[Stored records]
● ● ●

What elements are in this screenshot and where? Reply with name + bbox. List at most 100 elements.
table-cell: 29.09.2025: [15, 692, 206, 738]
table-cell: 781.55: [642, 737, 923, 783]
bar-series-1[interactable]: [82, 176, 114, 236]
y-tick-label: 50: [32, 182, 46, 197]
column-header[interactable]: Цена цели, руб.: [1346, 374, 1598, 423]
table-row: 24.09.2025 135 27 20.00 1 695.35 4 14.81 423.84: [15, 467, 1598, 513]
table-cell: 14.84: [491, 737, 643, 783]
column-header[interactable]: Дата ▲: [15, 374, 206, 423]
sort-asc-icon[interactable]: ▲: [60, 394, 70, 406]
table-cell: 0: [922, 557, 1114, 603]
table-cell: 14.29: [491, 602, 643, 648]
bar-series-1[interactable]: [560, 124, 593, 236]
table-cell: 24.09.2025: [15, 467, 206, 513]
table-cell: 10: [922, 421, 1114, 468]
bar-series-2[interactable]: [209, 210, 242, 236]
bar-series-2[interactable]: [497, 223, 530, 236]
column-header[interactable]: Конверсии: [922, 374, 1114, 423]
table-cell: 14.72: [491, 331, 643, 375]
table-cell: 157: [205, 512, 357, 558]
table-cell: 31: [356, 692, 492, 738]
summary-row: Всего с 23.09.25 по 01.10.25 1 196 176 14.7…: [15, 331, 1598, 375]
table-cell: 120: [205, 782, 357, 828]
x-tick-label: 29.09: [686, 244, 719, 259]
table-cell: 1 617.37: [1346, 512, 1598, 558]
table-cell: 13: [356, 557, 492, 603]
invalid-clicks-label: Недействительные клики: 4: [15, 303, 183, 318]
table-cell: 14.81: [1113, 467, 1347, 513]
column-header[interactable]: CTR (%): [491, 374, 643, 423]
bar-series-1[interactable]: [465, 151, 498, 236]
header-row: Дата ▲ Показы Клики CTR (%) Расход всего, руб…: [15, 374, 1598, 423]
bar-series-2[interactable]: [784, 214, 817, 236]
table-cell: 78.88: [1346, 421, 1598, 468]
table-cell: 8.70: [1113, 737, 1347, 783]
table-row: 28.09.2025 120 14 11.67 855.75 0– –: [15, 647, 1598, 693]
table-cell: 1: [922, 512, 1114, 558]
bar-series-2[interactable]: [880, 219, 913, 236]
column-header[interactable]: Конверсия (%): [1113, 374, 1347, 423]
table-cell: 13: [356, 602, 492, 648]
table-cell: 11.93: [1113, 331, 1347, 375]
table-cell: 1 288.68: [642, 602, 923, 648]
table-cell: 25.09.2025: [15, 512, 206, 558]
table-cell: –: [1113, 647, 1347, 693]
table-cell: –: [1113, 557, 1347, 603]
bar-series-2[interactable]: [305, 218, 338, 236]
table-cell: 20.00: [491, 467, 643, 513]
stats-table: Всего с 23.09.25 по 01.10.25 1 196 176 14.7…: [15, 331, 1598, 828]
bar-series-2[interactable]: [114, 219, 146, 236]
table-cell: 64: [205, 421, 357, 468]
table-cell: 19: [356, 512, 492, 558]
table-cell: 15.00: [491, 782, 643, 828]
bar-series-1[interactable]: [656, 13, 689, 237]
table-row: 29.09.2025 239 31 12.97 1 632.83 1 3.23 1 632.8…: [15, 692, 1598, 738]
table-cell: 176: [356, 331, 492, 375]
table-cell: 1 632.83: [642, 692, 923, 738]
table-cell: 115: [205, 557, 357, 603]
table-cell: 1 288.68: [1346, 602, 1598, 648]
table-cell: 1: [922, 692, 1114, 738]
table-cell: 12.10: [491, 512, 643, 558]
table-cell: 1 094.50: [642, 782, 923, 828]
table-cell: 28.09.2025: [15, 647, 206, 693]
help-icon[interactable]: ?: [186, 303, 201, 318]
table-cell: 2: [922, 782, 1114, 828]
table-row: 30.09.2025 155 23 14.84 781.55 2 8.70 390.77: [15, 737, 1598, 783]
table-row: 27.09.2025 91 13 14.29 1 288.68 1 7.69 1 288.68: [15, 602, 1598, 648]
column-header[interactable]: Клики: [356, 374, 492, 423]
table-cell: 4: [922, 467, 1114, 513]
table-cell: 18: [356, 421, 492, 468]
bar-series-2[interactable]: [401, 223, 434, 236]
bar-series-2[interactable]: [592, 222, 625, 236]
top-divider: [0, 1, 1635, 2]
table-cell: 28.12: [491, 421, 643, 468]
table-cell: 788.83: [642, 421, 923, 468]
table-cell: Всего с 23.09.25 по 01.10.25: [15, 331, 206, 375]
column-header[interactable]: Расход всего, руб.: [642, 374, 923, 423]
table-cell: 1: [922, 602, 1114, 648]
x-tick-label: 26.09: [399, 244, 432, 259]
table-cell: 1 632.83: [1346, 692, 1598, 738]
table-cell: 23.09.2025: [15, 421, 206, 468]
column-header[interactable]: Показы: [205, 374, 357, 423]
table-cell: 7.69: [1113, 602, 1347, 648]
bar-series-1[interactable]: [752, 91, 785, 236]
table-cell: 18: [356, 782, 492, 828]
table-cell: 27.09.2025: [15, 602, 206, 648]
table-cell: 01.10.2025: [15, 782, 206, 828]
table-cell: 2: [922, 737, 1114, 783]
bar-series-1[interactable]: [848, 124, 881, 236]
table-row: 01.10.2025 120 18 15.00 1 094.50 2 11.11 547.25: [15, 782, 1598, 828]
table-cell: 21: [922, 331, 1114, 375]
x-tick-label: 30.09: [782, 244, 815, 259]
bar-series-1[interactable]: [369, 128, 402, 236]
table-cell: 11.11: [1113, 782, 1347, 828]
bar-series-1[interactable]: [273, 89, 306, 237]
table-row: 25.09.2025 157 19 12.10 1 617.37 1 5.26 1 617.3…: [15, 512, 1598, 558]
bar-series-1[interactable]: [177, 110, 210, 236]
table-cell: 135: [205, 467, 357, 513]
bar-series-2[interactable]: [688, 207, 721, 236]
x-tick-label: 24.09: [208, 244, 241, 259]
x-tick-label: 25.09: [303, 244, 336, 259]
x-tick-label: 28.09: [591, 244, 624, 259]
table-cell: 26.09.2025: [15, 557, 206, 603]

● ● ●

Rewrite all of the lines above with "bbox" changed to "bounding box" and everything else left unchanged.

What elements are in this screenshot and where? Reply with name + bounding box. List at most 100 elements.
table-cell: 29.09.2025: [15, 692, 206, 738]
table-cell: 781.55: [642, 737, 923, 783]
bar-series-1[interactable]: [82, 176, 114, 236]
y-tick-label: 50: [32, 182, 46, 197]
column-header[interactable]: Цена цели, руб.: [1346, 374, 1598, 423]
table-row: 24.09.2025 135 27 20.00 1 695.35 4 14.81 423.84: [15, 467, 1598, 513]
table-cell: 14.84: [491, 737, 643, 783]
column-header[interactable]: Дата ▲: [15, 374, 206, 423]
sort-asc-icon[interactable]: ▲: [60, 394, 70, 406]
table-cell: 0: [922, 557, 1114, 603]
table-cell: 14.29: [491, 602, 643, 648]
bar-series-1[interactable]: [560, 124, 593, 236]
table-cell: 24.09.2025: [15, 467, 206, 513]
table-cell: 10: [922, 421, 1114, 468]
bar-series-2[interactable]: [209, 210, 242, 236]
bar-series-2[interactable]: [497, 223, 530, 236]
column-header[interactable]: Конверсии: [922, 374, 1114, 423]
table-cell: 14.72: [491, 331, 643, 375]
table-cell: 157: [205, 512, 357, 558]
table-cell: 31: [356, 692, 492, 738]
summary-row: Всего с 23.09.25 по 01.10.25 1 196 176 14.7…: [15, 331, 1598, 375]
table-cell: 120: [205, 782, 357, 828]
x-tick-label: 29.09: [686, 244, 719, 259]
table-cell: 1 617.37: [1346, 512, 1598, 558]
table-cell: 13: [356, 557, 492, 603]
invalid-clicks-label: Недействительные клики: 4: [15, 303, 183, 318]
table-cell: 14.81: [1113, 467, 1347, 513]
column-header[interactable]: CTR (%): [491, 374, 643, 423]
bar-series-1[interactable]: [465, 151, 498, 236]
header-row: Дата ▲ Показы Клики CTR (%) Расход всего, руб…: [15, 374, 1598, 423]
bar-series-2[interactable]: [784, 214, 817, 236]
table-cell: 78.88: [1346, 421, 1598, 468]
table-cell: 8.70: [1113, 737, 1347, 783]
table-row: 28.09.2025 120 14 11.67 855.75 0– –: [15, 647, 1598, 693]
table-cell: 1: [922, 512, 1114, 558]
bar-series-2[interactable]: [880, 219, 913, 236]
column-header[interactable]: Конверсия (%): [1113, 374, 1347, 423]
table-cell: 13: [356, 602, 492, 648]
table-cell: 11.93: [1113, 331, 1347, 375]
table-cell: 1 288.68: [642, 602, 923, 648]
table-cell: 25.09.2025: [15, 512, 206, 558]
table-cell: –: [1113, 647, 1347, 693]
table-cell: –: [1113, 557, 1347, 603]
bar-series-2[interactable]: [305, 218, 338, 236]
table-cell: 20.00: [491, 467, 643, 513]
stats-table: Всего с 23.09.25 по 01.10.25 1 196 176 14.7…: [15, 331, 1598, 828]
bar-series-2[interactable]: [114, 219, 146, 236]
table-cell: 64: [205, 421, 357, 468]
table-cell: 19: [356, 512, 492, 558]
table-cell: 15.00: [491, 782, 643, 828]
bar-series-1[interactable]: [656, 13, 689, 237]
table-row: 29.09.2025 239 31 12.97 1 632.83 1 3.23 1 632.8…: [15, 692, 1598, 738]
table-cell: 176: [356, 331, 492, 375]
table-cell: 1 632.83: [642, 692, 923, 738]
table-cell: 115: [205, 557, 357, 603]
table-cell: 1 288.68: [1346, 602, 1598, 648]
table-cell: 1: [922, 692, 1114, 738]
table-cell: 12.10: [491, 512, 643, 558]
table-cell: 1 094.50: [642, 782, 923, 828]
table-cell: 28.09.2025: [15, 647, 206, 693]
help-icon[interactable]: ?: [186, 303, 201, 318]
table-cell: 2: [922, 782, 1114, 828]
table-row: 30.09.2025 155 23 14.84 781.55 2 8.70 390.77: [15, 737, 1598, 783]
table-row: 27.09.2025 91 13 14.29 1 288.68 1 7.69 1 288.68: [15, 602, 1598, 648]
column-header[interactable]: Клики: [356, 374, 492, 423]
table-cell: 4: [922, 467, 1114, 513]
table-cell: 18: [356, 421, 492, 468]
bar-series-2[interactable]: [401, 223, 434, 236]
bar-series-2[interactable]: [592, 222, 625, 236]
top-divider: [0, 1, 1635, 2]
table-cell: 28.12: [491, 421, 643, 468]
table-cell: 788.83: [642, 421, 923, 468]
table-cell: Всего с 23.09.25 по 01.10.25: [15, 331, 206, 375]
column-header[interactable]: Расход всего, руб.: [642, 374, 923, 423]
table-cell: 1: [922, 602, 1114, 648]
x-tick-label: 26.09: [399, 244, 432, 259]
table-cell: 1 632.83: [1346, 692, 1598, 738]
table-cell: 23.09.2025: [15, 421, 206, 468]
column-header[interactable]: Показы: [205, 374, 357, 423]
table-cell: 7.69: [1113, 602, 1347, 648]
bar-series-1[interactable]: [752, 91, 785, 236]
table-cell: 18: [356, 782, 492, 828]
table-cell: 27.09.2025: [15, 602, 206, 648]
table-cell: 01.10.2025: [15, 782, 206, 828]
table-cell: 2: [922, 737, 1114, 783]
bar-series-1[interactable]: [848, 124, 881, 236]
table-row: 01.10.2025 120 18 15.00 1 094.50 2 11.11 547.25: [15, 782, 1598, 828]
table-cell: 21: [922, 331, 1114, 375]
x-tick-label: 30.09: [782, 244, 815, 259]
bar-series-1[interactable]: [369, 128, 402, 236]
table-cell: 11.11: [1113, 782, 1347, 828]
bar-series-1[interactable]: [273, 89, 306, 237]
table-row: 25.09.2025 157 19 12.10 1 617.37 1 5.26 1 617.3…: [15, 512, 1598, 558]
bar-series-1[interactable]: [177, 110, 210, 236]
table-cell: 135: [205, 467, 357, 513]
bar-series-2[interactable]: [688, 207, 721, 236]
x-tick-label: 24.09: [208, 244, 241, 259]
x-tick-label: 25.09: [303, 244, 336, 259]
x-tick-label: 28.09: [591, 244, 624, 259]
table-cell: 26.09.2025: [15, 557, 206, 603]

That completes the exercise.